>>>>

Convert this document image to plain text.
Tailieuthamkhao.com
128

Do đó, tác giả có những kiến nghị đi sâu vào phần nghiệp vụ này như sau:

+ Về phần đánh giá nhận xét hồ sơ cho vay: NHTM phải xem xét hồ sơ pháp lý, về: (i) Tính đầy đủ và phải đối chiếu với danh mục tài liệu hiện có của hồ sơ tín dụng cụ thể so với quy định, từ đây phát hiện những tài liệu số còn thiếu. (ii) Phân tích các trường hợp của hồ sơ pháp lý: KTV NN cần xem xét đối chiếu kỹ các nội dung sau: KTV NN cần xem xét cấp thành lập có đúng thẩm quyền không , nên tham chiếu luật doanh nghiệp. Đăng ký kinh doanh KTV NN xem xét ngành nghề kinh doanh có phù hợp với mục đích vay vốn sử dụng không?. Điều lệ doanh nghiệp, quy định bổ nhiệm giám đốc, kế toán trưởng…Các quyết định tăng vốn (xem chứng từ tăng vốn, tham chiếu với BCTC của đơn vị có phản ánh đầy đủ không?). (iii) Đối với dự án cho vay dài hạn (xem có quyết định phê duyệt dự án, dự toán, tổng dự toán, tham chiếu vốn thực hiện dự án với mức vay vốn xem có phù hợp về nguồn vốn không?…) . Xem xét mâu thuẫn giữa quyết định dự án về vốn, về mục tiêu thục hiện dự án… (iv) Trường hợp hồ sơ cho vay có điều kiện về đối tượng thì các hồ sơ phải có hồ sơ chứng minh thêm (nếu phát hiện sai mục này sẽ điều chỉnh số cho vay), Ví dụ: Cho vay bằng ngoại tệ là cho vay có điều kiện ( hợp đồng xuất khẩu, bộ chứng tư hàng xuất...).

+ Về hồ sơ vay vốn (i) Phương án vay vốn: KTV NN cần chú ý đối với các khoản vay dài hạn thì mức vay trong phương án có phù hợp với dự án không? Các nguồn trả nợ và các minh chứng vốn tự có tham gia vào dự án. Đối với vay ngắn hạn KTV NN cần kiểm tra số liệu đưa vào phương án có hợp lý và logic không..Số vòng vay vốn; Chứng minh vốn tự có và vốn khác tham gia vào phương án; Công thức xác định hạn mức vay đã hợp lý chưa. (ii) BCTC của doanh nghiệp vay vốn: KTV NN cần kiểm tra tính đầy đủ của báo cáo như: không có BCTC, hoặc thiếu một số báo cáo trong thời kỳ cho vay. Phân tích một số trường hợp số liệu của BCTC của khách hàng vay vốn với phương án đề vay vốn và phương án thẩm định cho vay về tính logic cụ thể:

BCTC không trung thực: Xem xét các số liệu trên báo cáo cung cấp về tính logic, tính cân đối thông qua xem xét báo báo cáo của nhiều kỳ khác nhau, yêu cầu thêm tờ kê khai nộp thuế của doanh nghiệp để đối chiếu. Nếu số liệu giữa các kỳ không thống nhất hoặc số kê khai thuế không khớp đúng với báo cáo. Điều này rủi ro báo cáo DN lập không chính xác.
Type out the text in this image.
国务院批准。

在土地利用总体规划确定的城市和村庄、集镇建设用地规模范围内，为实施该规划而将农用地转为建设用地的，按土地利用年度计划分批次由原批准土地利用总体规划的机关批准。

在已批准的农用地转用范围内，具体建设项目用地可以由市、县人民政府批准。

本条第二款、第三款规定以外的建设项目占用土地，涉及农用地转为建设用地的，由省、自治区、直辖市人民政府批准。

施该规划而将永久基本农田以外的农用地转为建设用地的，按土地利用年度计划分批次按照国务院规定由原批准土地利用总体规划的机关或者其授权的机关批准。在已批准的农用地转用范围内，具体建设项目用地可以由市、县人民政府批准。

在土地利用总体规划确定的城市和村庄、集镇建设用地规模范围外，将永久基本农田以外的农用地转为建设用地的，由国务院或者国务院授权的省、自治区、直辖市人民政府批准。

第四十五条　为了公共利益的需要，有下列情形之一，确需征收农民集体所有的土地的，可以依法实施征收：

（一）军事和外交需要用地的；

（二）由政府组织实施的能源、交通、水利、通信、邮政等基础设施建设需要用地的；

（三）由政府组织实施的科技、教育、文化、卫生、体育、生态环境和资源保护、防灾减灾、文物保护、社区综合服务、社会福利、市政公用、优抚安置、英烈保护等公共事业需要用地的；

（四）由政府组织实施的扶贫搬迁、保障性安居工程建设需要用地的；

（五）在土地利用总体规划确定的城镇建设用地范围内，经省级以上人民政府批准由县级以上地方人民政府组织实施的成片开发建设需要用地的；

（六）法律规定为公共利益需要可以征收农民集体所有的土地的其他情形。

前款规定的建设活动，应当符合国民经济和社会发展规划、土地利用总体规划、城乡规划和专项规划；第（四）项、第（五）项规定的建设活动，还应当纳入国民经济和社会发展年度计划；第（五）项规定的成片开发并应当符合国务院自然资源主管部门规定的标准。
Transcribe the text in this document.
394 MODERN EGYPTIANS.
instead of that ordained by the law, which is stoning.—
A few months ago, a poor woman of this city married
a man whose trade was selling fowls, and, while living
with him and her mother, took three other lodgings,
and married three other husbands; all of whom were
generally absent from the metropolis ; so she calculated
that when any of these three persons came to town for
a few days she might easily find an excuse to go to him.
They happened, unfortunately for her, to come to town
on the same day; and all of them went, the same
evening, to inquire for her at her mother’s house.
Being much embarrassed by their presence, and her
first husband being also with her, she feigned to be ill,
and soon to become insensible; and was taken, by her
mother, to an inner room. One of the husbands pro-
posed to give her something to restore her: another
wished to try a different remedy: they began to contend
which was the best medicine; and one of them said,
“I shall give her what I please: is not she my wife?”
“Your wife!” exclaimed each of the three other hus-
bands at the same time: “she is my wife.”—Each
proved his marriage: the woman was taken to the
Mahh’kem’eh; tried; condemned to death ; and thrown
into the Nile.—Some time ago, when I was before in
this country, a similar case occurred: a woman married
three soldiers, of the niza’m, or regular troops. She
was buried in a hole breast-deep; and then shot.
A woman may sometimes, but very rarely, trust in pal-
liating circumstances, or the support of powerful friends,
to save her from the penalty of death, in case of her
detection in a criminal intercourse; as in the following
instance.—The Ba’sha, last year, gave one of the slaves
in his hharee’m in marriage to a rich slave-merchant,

<<<<

- _OBJECTIVE_
Work through the records line by line and tally those with the word "which". Report only the total.

- _WRITTEN REPLY_
2